TASK BRIEF: Repeat every line of the listing below exactly, minus the pictures.
++++
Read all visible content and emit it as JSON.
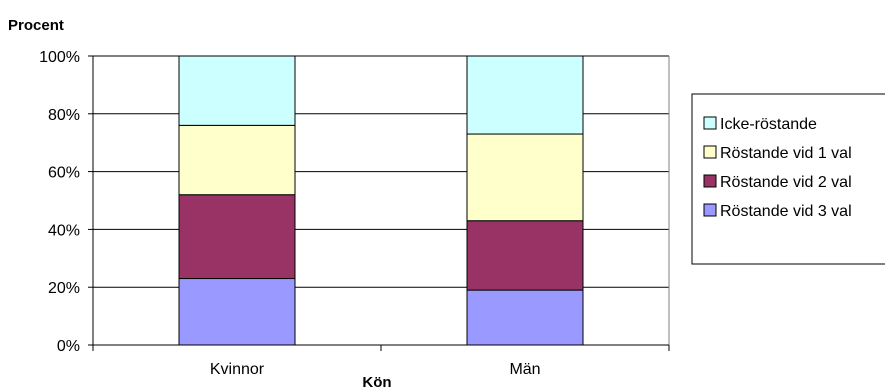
{
  "chart_data": {
    "type": "bar",
    "stacked": true,
    "categories": [
      "Kvinnor",
      "Män"
    ],
    "series": [
      {
        "name": "Röstande vid 3 val",
        "values": [
          23,
          19
        ],
        "color": "#9999ff"
      },
      {
        "name": "Röstande vid 2 val",
        "values": [
          29,
          24
        ],
        "color": "#993366"
      },
      {
        "name": "Röstande vid 1 val",
        "values": [
          24,
          30
        ],
        "color": "#ffffcc"
      },
      {
        "name": "Icke-röstande",
        "values": [
          24,
          27
        ],
        "color": "#ccffff"
      }
    ],
    "ylabel": "Procent",
    "xlabel": "Kön",
    "ylim": [
      0,
      100
    ],
    "yticks": [
      "0%",
      "20%",
      "40%",
      "60%",
      "80%",
      "100%"
    ],
    "grid": true,
    "legend": "right"
  }
}
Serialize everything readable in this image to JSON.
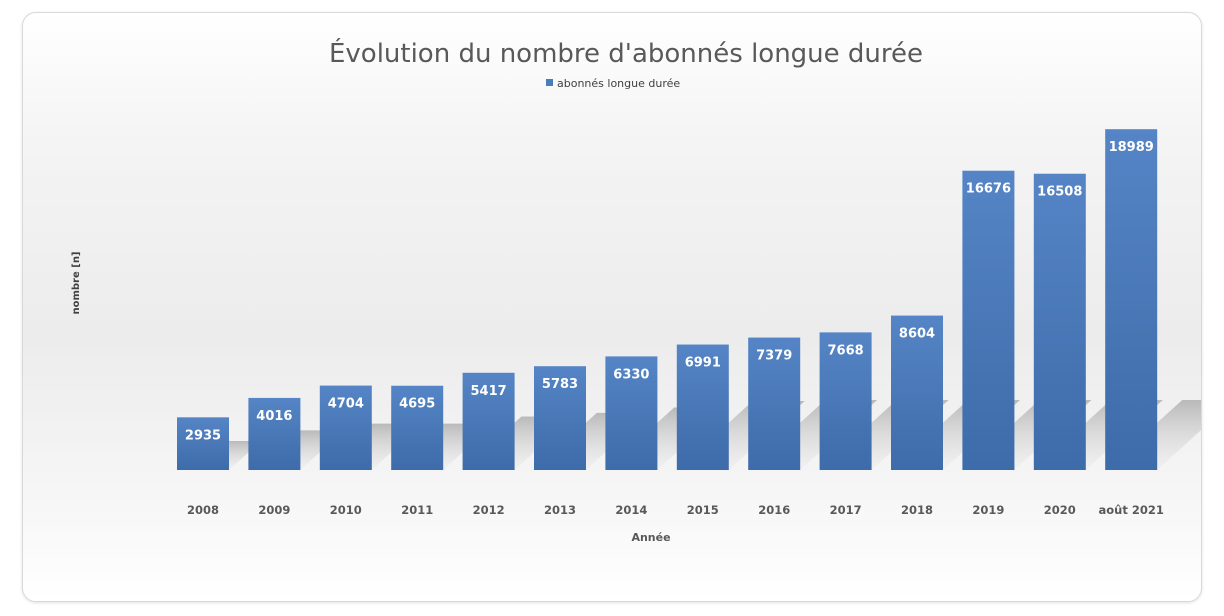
{
  "chart_data": {
    "type": "bar",
    "title": "Évolution du nombre d'abonnés longue durée",
    "legend": "abonnés longue durée",
    "legend_position": "top",
    "xlabel": "Année",
    "ylabel": "nombre [n]",
    "categories": [
      "2008",
      "2009",
      "2010",
      "2011",
      "2012",
      "2013",
      "2014",
      "2015",
      "2016",
      "2017",
      "2018",
      "2019",
      "2020",
      "août 2021"
    ],
    "series": [
      {
        "name": "abonnés longue durée",
        "values": [
          2935,
          4016,
          4704,
          4695,
          5417,
          5783,
          6330,
          6991,
          7379,
          7668,
          8604,
          16676,
          16508,
          18989
        ],
        "color": "#4a7ebb"
      }
    ],
    "ylim": [
      0,
      19000
    ],
    "grid": false
  }
}
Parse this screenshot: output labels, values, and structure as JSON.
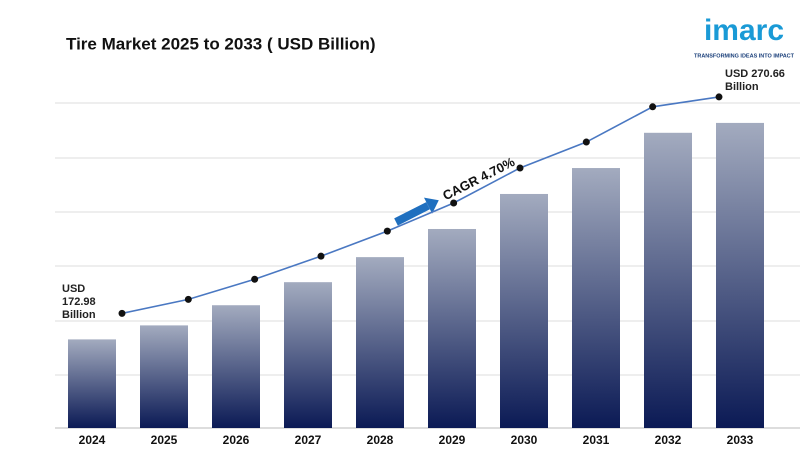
{
  "chart_data": {
    "type": "bar",
    "title": "Tire Market 2025 to 2033 ( USD Billion)",
    "categories": [
      "2024",
      "2025",
      "2026",
      "2027",
      "2028",
      "2029",
      "2030",
      "2031",
      "2032",
      "2033"
    ],
    "values": [
      172.98,
      179.3,
      188.4,
      198.8,
      210.1,
      222.8,
      238.6,
      250.3,
      266.2,
      270.66
    ],
    "value_labels": [
      "USD 172.98 Billion",
      null,
      null,
      null,
      null,
      null,
      null,
      null,
      null,
      "USD 270.66 Billion"
    ],
    "ylim": [
      133,
      281
    ],
    "annotation": "CAGR 4.70%",
    "color_top": "#a3abbf",
    "color_bottom": "#0b1a55",
    "line_color": "#4a78c2"
  },
  "logo": {
    "name": "imarc",
    "tagline": "TRANSFORMING IDEAS INTO IMPACT"
  }
}
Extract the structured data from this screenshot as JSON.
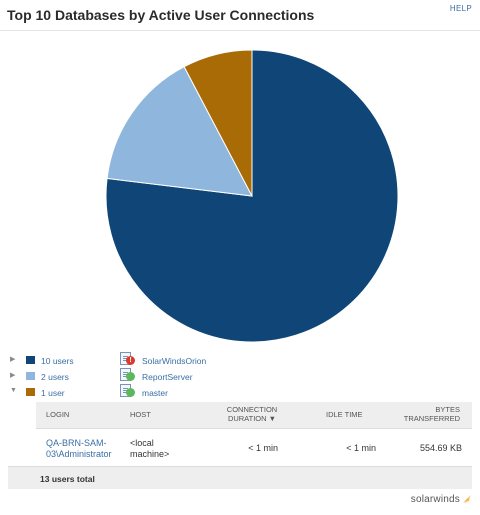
++++
FULL OUTPUT:
Read all visible content and emit it as JSON.
{
  "chart_data": {
    "type": "bar",
    "stacked": true,
    "categories": [
      "Kvinnor",
      "Män"
    ],
    "series": [
      {
        "name": "Röstande vid 3 val",
        "values": [
          23,
          19
        ],
        "color": "#9999ff"
      },
      {
        "name": "Röstande vid 2 val",
        "values": [
          29,
          24
        ],
        "color": "#993366"
      },
      {
        "name": "Röstande vid 1 val",
        "values": [
          24,
          30
        ],
        "color": "#ffffcc"
      },
      {
        "name": "Icke-röstande",
        "values": [
          24,
          27
        ],
        "color": "#ccffff"
      }
    ],
    "ylabel": "Procent",
    "xlabel": "Kön",
    "ylim": [
      0,
      100
    ],
    "yticks": [
      "0%",
      "20%",
      "40%",
      "60%",
      "80%",
      "100%"
    ],
    "grid": true,
    "legend": "right"
  }
}
Serialize everything readable in this image to JSON.
{
  "chart_data": {
    "type": "bar",
    "title": "Évolution du nombre d'abonnés longue durée",
    "legend": "abonnés longue durée",
    "legend_position": "top",
    "xlabel": "Année",
    "ylabel": "nombre [n]",
    "categories": [
      "2008",
      "2009",
      "2010",
      "2011",
      "2012",
      "2013",
      "2014",
      "2015",
      "2016",
      "2017",
      "2018",
      "2019",
      "2020",
      "août 2021"
    ],
    "series": [
      {
        "name": "abonnés longue durée",
        "values": [
          2935,
          4016,
          4704,
          4695,
          5417,
          5783,
          6330,
          6991,
          7379,
          7668,
          8604,
          16676,
          16508,
          18989
        ],
        "color": "#4a7ebb"
      }
    ],
    "ylim": [
      0,
      19000
    ],
    "grid": false
  }
}
Parse this screenshot: output labels, values, and structure as JSON.
{
  "chart_data": {
    "type": "bar",
    "title": "Tire Market 2025 to 2033 ( USD Billion)",
    "categories": [
      "2024",
      "2025",
      "2026",
      "2027",
      "2028",
      "2029",
      "2030",
      "2031",
      "2032",
      "2033"
    ],
    "values": [
      172.98,
      179.3,
      188.4,
      198.8,
      210.1,
      222.8,
      238.6,
      250.3,
      266.2,
      270.66
    ],
    "value_labels": [
      "USD 172.98 Billion",
      null,
      null,
      null,
      null,
      null,
      null,
      null,
      null,
      "USD 270.66 Billion"
    ],
    "ylim": [
      133,
      281
    ],
    "annotation": "CAGR 4.70%",
    "color_top": "#a3abbf",
    "color_bottom": "#0b1a55",
    "line_color": "#4a78c2"
  },
  "logo": {
    "name": "imarc",
    "tagline": "TRANSFORMING IDEAS INTO IMPACT"
  }
}
Extract the structured data from this screenshot as JSON.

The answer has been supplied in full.